**Given problem**
In the listing below, find every line containing "Periodensystem" and copy it out.

**Data supplied**
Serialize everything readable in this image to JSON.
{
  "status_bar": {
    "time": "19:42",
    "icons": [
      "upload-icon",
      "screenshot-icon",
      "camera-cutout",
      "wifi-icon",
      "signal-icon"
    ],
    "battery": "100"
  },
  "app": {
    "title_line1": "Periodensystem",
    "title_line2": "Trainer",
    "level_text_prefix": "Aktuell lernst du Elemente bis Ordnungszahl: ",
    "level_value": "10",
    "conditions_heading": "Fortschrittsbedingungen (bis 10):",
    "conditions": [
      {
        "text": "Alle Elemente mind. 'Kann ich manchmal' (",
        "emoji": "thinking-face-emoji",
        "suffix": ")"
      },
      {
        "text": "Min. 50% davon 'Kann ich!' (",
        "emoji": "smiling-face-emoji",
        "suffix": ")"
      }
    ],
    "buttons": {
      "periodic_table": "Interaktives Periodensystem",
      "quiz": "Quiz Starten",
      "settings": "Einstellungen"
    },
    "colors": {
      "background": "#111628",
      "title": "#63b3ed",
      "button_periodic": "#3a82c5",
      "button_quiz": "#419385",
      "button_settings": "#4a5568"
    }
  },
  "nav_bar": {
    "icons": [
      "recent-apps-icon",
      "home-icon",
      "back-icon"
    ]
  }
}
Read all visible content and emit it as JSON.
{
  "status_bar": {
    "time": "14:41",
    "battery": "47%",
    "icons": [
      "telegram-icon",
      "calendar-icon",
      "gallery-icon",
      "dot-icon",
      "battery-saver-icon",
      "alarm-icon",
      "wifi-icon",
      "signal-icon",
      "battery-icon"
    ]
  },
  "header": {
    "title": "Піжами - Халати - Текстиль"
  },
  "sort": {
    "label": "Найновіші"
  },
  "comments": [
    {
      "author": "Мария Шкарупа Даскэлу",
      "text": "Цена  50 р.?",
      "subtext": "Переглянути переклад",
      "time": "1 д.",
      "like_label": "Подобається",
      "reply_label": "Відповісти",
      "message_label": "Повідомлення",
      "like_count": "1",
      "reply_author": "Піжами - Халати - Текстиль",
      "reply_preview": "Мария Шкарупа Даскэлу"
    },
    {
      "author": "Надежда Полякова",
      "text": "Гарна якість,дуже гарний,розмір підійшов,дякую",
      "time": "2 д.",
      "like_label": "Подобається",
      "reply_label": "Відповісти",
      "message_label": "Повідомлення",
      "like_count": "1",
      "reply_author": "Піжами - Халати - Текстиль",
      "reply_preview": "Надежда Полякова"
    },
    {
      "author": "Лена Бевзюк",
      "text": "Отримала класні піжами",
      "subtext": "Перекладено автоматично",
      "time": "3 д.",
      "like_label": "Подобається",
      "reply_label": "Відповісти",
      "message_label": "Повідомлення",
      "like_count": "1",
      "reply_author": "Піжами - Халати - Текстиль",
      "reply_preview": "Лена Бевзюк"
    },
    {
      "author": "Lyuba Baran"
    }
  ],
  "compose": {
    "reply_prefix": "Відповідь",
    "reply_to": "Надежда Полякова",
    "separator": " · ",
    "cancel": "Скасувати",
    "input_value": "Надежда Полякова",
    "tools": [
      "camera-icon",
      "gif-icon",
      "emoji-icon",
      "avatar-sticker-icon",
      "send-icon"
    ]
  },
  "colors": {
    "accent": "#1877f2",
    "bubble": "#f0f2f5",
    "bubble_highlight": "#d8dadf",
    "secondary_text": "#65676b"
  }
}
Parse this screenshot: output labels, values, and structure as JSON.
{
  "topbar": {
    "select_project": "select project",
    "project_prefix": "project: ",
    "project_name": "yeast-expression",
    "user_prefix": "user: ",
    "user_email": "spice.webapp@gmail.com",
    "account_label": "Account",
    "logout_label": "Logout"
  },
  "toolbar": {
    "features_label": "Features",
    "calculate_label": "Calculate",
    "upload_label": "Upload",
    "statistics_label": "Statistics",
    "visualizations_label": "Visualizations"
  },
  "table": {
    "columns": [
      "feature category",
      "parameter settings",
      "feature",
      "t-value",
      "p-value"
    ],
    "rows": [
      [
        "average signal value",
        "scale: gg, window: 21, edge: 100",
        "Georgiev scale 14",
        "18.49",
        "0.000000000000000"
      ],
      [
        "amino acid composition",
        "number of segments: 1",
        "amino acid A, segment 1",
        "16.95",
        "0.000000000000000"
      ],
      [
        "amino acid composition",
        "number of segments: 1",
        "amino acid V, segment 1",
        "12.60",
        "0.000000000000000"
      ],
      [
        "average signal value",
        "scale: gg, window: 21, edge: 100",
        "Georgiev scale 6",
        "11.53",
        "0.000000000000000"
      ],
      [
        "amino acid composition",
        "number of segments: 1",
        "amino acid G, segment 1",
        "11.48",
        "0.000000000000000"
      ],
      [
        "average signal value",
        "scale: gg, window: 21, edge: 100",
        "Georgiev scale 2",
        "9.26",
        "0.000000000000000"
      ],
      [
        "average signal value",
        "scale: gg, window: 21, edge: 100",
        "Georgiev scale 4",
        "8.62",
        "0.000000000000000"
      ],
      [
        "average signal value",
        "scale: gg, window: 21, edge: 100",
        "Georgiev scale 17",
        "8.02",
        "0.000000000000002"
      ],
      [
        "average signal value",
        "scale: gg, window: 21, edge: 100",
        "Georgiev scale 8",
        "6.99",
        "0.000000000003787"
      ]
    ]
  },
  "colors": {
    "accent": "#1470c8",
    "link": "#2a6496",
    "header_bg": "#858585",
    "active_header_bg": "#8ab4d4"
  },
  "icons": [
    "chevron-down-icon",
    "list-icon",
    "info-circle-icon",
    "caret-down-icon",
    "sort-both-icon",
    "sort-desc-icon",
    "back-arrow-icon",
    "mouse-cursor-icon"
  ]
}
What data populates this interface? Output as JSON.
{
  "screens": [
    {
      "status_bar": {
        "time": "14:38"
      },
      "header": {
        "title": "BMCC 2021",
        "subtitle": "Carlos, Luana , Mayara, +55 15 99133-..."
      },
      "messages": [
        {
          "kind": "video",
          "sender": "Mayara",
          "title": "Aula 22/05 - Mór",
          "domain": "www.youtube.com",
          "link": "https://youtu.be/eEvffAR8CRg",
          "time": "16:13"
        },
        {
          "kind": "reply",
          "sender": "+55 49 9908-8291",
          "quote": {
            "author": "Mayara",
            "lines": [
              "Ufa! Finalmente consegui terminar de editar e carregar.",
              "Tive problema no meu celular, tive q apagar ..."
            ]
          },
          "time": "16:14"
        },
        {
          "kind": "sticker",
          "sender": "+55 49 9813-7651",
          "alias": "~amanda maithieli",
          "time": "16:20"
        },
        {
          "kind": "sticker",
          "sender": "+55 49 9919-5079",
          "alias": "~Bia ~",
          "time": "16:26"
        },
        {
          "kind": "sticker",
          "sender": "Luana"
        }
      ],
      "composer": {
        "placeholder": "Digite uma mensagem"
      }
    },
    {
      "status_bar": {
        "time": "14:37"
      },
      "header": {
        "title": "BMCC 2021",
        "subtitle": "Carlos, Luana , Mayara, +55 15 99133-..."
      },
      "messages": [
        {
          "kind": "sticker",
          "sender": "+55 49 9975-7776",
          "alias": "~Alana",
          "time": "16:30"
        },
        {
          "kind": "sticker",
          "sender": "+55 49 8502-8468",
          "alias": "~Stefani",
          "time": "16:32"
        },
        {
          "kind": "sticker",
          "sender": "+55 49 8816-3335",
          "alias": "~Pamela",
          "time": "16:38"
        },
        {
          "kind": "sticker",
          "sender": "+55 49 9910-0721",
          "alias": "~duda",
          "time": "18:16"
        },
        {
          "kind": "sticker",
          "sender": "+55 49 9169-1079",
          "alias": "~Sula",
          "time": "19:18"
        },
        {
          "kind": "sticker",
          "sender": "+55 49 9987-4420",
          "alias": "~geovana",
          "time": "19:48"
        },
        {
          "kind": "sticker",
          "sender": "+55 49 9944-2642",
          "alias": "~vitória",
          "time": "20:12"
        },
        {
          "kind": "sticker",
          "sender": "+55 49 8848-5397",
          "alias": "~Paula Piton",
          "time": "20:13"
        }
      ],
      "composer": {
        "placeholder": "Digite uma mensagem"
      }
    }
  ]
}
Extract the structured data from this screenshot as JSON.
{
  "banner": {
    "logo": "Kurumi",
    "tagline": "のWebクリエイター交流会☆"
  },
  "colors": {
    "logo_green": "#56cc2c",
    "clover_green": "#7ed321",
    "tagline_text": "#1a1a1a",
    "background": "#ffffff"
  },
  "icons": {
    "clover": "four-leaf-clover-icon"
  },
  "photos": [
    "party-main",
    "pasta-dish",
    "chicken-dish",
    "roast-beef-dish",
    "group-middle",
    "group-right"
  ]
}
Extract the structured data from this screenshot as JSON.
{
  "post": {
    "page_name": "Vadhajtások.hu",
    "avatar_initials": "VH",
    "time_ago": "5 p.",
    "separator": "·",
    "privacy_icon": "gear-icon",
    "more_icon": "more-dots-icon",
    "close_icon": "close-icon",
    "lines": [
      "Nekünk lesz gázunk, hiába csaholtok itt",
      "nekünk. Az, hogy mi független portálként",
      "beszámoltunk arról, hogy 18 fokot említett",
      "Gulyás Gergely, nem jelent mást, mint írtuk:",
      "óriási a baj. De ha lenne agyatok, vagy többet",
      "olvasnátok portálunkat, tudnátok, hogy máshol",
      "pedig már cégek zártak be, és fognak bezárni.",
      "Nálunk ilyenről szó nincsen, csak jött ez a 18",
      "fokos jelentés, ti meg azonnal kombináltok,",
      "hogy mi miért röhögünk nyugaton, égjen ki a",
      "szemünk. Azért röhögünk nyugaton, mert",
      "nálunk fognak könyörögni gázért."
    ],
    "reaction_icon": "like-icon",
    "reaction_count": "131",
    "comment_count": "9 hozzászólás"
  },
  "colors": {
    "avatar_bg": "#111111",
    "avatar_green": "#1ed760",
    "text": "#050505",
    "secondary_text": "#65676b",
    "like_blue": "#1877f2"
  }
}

**The solution**
    "title_line1": "Periodensystem",
      "periodic_table": "Interaktives Periodensystem",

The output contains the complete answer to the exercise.